• _DIRECTIONS FOR THIS TASK_
Check every line of the material below for "Farbe". Give the number of lines that have it, and only that.

• _Stored entries_
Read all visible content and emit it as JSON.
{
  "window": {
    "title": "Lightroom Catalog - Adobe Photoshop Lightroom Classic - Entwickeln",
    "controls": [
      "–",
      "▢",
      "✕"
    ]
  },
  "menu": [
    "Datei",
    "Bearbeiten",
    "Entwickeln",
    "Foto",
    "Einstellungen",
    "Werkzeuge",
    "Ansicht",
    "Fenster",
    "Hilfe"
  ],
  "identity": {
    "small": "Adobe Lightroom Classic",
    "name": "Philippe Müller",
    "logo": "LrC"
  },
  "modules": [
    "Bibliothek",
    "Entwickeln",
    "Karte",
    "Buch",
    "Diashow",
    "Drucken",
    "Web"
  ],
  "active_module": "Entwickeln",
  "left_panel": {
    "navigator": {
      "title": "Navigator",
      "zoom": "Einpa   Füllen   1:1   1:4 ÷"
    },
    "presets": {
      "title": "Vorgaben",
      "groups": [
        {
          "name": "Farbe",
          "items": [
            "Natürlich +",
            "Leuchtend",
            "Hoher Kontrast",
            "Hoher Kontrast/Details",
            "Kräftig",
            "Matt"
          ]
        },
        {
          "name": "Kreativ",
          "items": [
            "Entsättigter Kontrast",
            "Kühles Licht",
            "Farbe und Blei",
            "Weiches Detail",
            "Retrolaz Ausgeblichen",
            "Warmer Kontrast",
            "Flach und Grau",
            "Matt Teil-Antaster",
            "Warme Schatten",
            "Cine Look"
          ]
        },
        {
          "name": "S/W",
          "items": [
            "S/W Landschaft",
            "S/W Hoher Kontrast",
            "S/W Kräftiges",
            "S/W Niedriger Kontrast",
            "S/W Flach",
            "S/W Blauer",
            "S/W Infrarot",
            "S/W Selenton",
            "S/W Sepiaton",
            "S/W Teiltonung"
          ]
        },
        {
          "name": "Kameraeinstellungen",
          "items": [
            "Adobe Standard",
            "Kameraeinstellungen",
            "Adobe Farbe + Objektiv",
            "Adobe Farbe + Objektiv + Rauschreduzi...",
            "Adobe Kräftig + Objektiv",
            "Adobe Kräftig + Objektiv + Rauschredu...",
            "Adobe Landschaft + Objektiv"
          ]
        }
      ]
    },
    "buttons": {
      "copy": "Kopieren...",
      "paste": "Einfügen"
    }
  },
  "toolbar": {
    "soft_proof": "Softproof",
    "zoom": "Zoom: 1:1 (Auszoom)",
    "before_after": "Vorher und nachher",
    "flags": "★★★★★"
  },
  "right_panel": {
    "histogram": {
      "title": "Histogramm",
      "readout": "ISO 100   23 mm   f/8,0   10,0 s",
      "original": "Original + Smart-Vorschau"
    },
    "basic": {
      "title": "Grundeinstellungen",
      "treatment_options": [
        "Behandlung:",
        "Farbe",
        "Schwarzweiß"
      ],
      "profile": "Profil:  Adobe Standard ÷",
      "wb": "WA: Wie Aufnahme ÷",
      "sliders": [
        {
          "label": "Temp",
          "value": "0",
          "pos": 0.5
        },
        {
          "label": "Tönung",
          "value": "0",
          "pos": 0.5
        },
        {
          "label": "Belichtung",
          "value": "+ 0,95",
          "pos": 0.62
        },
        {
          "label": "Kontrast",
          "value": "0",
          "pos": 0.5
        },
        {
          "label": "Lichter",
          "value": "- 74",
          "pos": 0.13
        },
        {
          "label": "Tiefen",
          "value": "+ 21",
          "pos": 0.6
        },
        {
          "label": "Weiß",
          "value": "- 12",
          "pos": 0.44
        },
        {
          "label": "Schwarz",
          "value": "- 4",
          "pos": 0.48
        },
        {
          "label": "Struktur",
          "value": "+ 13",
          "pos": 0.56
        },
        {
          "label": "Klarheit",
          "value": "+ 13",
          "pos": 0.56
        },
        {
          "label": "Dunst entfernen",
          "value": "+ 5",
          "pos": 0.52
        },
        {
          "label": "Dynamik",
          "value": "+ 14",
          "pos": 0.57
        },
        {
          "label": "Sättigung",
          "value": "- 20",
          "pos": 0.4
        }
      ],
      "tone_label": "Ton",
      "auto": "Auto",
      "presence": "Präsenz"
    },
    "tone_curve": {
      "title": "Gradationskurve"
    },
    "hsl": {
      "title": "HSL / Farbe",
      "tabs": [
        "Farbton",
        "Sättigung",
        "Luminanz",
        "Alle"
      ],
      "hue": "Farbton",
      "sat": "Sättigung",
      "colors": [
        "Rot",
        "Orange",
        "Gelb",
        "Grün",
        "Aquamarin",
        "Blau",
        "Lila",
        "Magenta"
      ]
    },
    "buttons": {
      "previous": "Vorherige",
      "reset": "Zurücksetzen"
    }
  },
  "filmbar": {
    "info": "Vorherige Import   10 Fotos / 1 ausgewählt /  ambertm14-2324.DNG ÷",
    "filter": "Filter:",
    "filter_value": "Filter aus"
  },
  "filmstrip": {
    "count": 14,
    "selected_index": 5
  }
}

• _ANSWER FOR THIS EXERCISE_
6